--- Begin RECORDS TO PROCESS ---

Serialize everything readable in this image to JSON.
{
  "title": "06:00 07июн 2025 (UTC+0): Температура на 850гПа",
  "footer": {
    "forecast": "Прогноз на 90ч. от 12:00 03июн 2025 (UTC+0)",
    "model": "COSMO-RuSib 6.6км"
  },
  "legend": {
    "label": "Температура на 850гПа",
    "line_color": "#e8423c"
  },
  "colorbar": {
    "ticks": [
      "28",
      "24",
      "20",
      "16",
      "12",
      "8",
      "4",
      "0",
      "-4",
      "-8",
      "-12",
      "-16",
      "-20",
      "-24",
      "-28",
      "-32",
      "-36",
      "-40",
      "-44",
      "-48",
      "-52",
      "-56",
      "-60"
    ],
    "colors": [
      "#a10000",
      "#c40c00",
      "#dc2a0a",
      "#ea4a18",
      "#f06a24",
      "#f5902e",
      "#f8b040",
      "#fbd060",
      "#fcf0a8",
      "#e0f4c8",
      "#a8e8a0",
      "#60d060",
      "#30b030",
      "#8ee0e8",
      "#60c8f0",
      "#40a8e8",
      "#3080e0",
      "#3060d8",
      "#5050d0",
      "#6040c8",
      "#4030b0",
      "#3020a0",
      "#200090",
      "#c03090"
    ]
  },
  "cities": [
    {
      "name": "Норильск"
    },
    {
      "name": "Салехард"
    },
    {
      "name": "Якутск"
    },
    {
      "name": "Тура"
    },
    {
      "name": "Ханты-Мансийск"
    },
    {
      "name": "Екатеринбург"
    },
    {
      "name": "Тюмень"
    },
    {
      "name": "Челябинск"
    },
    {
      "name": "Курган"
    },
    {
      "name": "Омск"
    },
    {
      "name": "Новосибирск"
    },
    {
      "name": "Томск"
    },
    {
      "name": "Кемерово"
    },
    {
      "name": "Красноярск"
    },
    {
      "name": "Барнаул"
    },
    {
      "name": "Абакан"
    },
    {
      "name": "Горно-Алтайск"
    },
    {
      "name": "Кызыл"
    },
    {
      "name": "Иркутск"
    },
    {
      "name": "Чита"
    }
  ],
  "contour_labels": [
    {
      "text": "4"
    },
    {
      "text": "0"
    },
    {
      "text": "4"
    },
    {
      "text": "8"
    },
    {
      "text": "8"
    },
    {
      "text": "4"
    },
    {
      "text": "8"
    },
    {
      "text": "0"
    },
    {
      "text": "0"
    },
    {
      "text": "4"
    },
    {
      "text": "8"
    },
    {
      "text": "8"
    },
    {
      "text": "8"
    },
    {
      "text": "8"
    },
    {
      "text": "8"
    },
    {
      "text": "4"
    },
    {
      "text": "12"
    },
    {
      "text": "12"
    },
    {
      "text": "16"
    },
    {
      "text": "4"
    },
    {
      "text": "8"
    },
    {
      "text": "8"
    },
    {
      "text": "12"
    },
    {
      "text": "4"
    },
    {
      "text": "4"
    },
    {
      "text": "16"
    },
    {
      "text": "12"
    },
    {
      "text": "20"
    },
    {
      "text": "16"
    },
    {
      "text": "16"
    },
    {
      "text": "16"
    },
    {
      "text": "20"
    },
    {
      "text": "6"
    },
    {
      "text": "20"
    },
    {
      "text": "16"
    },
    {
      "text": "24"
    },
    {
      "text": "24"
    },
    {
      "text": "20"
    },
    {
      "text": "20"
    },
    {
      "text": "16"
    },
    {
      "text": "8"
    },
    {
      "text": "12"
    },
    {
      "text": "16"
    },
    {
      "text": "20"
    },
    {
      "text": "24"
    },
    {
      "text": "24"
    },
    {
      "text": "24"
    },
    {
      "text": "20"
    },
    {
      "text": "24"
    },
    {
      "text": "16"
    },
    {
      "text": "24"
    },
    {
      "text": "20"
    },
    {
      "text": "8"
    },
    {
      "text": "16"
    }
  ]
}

--- End RECORDS TO PROCESS ---

* **YOUR GOAL**: Copy every line of the listing where the word "Температура" appears.

* **WORKED SOLUTION**:
  "title": "06:00 07июн 2025 (UTC+0): Температура на 850гПа",
    "label": "Температура на 850гПа",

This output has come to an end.